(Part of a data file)
★ ★ ★ ★

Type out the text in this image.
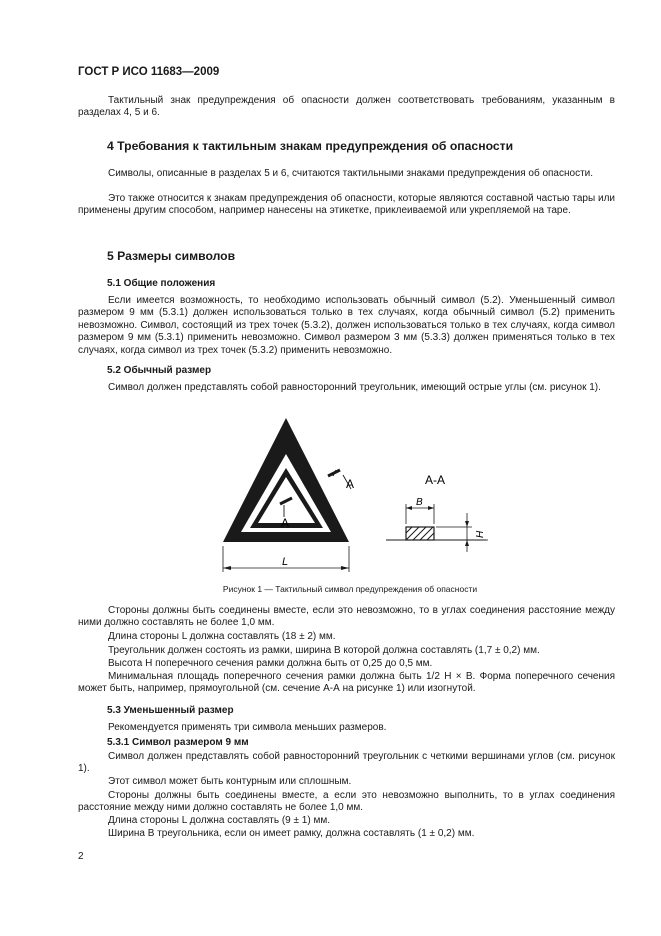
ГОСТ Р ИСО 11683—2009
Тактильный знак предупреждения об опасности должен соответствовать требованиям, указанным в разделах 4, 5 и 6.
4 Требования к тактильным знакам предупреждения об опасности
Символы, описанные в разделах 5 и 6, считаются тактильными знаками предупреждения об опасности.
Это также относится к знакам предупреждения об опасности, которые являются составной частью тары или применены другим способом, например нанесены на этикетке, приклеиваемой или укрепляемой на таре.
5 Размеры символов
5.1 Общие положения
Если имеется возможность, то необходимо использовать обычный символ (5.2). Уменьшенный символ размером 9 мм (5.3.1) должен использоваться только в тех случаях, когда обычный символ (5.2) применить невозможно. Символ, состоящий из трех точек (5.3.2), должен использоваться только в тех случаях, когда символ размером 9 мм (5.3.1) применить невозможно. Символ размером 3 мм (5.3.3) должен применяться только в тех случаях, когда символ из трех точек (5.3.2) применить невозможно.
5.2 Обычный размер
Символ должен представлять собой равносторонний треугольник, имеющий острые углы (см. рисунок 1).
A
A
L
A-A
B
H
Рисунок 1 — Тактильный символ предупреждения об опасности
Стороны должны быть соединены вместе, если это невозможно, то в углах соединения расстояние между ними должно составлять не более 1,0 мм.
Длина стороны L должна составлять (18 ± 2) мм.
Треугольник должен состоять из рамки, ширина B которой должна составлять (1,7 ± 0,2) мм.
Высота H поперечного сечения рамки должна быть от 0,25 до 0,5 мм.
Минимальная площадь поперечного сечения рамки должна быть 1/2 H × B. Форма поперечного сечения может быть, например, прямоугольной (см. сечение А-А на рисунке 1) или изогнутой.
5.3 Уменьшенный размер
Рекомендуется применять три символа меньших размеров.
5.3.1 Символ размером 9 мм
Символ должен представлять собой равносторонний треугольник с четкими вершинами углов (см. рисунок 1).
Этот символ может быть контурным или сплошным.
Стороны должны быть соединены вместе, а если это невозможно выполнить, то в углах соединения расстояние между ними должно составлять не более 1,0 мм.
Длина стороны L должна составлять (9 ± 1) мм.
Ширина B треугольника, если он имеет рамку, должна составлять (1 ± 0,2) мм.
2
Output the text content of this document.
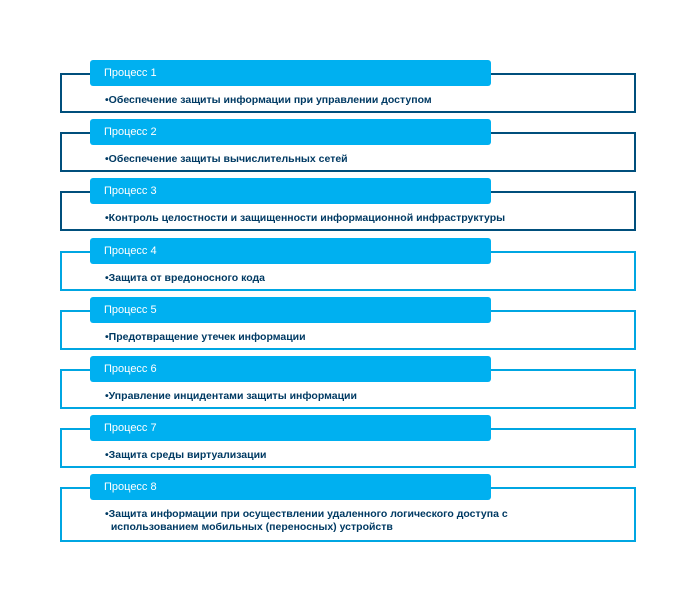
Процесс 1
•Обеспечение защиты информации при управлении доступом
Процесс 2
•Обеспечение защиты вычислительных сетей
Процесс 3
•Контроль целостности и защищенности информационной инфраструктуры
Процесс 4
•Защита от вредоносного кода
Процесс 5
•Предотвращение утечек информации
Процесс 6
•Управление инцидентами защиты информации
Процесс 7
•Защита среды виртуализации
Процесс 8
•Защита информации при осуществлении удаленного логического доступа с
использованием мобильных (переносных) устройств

★ ★ ★ ★

**Task brief:** Pick out each line containing the string "рамки" and copy it.

**Right answer:**
Треугольник должен состоять из рамки, ширина B которой должна составлять (1,7 ± 0,2) мм.
Высота H поперечного сечения рамки должна быть от 0,25 до 0,5 мм.
Минимальная площадь поперечного сечения рамки должна быть 1/2 H × B. Форма поперечного сечения может быть, например, прямоугольной (см. сечение А-А на рисунке 1) или изогнутой.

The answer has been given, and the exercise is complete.